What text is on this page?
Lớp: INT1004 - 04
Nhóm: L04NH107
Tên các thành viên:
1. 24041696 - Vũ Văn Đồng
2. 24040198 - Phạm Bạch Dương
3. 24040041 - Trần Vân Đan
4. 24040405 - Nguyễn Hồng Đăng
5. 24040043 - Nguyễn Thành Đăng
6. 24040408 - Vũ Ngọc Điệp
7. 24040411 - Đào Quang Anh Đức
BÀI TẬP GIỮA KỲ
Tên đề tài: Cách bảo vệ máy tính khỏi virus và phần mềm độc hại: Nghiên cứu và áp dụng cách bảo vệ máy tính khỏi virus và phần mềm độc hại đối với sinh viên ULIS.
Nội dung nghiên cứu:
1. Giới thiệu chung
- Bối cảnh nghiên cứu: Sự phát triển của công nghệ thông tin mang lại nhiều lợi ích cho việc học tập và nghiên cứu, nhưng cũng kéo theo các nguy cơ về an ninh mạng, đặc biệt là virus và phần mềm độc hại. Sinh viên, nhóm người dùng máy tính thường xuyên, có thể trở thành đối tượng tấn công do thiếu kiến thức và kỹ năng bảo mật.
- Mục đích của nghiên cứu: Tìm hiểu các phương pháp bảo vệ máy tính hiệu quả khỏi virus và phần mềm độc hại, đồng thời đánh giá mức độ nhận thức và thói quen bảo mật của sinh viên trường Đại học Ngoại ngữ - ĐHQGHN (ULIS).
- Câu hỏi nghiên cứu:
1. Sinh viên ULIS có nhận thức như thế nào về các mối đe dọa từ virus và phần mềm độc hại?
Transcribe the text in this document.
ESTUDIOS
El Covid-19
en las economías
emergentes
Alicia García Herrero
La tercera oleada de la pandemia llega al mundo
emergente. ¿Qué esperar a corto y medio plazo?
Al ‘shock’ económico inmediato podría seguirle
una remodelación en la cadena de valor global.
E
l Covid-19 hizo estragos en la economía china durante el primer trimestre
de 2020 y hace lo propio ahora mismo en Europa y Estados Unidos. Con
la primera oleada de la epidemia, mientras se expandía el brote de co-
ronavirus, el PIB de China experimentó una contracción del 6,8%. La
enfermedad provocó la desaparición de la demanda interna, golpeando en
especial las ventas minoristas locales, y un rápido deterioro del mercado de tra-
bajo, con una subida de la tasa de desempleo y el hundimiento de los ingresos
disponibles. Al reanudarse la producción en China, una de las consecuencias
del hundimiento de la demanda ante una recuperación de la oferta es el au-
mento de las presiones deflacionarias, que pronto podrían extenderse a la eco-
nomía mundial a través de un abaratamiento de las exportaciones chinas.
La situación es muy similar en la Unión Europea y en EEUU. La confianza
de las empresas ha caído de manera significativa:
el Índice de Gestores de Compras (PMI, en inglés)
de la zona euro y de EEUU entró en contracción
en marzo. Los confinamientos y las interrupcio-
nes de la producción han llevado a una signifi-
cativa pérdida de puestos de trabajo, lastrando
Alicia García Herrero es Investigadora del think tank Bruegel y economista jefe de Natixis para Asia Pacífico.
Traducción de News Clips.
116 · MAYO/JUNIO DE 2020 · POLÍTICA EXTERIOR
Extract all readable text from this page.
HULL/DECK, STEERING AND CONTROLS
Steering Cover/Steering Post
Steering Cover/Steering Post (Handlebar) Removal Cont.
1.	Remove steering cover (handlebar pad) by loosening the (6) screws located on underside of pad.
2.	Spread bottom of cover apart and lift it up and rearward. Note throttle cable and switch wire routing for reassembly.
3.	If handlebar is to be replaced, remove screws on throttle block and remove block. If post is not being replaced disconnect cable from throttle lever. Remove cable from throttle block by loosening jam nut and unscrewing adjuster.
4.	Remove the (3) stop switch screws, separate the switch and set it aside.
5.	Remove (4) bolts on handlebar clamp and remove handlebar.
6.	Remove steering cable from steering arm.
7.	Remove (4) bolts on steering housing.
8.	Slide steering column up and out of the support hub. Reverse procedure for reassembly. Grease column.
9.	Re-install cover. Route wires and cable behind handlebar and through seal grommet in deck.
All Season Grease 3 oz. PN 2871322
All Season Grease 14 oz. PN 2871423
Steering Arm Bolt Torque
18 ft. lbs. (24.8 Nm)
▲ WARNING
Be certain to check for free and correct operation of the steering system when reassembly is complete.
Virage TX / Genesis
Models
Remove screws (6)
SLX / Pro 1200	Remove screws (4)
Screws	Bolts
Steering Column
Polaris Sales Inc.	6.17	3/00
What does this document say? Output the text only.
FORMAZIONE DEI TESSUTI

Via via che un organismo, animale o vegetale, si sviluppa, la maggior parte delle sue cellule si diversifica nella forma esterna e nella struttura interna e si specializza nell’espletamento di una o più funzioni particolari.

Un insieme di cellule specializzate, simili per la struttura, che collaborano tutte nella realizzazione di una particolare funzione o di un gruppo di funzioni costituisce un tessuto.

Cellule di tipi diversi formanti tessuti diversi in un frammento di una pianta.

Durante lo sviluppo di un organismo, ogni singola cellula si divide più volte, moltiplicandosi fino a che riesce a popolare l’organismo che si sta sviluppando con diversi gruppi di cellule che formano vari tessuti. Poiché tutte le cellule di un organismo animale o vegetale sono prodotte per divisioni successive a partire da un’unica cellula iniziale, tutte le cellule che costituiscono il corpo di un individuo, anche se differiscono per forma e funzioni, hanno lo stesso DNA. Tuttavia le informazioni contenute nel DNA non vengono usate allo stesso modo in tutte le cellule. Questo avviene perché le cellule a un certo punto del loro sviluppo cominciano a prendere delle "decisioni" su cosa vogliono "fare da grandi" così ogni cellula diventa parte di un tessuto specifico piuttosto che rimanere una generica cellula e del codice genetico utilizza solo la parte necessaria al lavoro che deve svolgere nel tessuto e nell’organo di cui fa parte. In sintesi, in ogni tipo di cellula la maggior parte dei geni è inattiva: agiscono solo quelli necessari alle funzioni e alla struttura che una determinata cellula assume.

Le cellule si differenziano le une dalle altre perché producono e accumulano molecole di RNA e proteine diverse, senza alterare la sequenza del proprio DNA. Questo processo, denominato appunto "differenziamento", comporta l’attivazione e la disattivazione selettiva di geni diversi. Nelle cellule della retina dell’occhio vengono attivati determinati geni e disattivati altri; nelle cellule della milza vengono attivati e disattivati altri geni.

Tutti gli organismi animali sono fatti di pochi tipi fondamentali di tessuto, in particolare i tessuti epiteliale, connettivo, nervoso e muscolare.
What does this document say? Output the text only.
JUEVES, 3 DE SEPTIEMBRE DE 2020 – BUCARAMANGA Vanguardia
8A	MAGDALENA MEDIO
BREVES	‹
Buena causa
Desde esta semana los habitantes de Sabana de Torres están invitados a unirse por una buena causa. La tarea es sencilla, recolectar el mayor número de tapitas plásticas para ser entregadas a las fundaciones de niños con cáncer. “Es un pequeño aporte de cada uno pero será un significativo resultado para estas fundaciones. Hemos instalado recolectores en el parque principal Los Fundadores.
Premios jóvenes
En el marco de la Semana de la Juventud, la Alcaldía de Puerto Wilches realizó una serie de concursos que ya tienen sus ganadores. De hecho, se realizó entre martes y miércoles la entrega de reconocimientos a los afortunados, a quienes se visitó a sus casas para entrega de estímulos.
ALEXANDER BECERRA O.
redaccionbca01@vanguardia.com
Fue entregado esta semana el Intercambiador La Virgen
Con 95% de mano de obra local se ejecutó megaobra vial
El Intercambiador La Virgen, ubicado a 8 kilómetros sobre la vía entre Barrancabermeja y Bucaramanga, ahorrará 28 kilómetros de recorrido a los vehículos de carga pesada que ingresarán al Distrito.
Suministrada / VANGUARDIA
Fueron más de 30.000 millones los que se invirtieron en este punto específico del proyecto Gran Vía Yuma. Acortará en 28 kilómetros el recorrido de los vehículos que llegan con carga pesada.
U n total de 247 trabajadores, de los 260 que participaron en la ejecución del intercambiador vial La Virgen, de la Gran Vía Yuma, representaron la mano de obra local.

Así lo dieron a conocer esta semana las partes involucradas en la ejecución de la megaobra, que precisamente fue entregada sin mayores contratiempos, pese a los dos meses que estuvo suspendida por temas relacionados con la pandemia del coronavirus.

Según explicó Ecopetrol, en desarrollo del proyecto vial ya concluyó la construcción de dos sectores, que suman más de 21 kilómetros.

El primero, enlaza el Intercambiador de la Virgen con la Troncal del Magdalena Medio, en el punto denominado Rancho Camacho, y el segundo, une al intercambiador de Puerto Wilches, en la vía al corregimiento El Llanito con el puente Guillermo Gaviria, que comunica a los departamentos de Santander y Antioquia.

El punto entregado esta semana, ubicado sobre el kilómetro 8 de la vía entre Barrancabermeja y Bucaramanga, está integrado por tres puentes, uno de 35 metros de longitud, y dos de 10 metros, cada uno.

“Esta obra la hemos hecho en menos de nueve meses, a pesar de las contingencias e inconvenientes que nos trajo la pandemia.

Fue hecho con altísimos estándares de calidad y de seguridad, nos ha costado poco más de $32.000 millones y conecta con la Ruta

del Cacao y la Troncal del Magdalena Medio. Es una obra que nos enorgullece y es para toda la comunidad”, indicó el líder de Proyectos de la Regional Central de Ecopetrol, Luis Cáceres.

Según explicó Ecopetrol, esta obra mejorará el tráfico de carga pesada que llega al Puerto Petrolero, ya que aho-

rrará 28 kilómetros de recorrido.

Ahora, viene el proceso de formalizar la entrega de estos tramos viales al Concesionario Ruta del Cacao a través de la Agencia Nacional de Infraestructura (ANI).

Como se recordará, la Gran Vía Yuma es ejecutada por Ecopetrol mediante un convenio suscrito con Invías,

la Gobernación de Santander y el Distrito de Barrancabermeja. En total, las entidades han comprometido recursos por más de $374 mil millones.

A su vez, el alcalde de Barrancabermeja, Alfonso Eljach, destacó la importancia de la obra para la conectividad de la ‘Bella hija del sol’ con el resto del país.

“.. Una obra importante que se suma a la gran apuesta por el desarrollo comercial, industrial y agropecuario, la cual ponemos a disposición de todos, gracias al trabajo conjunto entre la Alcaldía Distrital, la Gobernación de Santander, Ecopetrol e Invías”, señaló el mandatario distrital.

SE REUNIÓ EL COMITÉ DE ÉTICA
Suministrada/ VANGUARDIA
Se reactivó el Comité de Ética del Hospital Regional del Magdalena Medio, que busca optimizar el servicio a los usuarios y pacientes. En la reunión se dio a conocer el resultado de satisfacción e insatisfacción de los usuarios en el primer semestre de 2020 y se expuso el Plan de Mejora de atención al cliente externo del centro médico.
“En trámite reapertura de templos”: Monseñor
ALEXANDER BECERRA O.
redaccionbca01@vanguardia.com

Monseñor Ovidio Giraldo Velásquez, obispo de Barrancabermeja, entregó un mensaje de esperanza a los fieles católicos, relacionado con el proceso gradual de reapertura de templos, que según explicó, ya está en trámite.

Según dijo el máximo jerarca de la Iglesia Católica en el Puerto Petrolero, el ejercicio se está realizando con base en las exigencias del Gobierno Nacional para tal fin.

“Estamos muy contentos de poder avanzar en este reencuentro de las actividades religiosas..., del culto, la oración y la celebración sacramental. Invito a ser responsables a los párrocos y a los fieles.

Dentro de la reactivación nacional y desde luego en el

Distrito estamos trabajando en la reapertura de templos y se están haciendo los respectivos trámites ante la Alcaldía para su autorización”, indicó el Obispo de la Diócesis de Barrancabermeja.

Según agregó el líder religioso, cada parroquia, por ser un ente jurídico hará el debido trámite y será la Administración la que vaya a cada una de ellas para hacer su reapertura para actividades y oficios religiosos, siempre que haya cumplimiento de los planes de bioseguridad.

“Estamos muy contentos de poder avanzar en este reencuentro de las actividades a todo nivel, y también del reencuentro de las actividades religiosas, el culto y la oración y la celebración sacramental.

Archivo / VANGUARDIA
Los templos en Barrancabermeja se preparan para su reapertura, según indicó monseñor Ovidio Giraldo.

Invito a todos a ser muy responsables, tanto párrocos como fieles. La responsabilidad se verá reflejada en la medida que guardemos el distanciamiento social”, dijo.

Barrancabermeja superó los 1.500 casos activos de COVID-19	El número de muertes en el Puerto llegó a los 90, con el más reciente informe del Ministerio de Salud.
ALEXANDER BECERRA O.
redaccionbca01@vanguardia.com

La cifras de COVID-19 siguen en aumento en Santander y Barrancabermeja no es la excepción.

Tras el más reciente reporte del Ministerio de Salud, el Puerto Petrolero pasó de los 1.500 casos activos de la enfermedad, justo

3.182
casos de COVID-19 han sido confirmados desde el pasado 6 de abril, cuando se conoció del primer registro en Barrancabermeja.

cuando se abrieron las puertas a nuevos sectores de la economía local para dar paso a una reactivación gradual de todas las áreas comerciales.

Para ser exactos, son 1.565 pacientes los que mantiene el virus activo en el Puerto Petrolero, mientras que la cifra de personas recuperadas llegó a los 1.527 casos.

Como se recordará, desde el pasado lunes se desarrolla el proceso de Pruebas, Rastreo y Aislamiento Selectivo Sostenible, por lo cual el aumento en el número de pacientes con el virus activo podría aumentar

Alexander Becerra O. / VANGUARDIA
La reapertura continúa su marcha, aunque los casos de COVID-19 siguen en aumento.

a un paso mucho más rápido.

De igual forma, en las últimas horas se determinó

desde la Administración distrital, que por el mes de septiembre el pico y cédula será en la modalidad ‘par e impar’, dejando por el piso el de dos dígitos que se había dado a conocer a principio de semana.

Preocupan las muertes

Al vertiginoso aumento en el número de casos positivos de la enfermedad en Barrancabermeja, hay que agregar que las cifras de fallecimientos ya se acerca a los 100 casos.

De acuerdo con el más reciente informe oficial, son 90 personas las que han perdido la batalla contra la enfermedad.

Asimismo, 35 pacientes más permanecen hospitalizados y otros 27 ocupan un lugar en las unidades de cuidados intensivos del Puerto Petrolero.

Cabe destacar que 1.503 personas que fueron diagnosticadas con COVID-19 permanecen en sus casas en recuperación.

**WHAT IS NEEDED**
Looking at the records above, tally the lines holding "García" and reply with that number only.

**YOUR RESPONSE**
2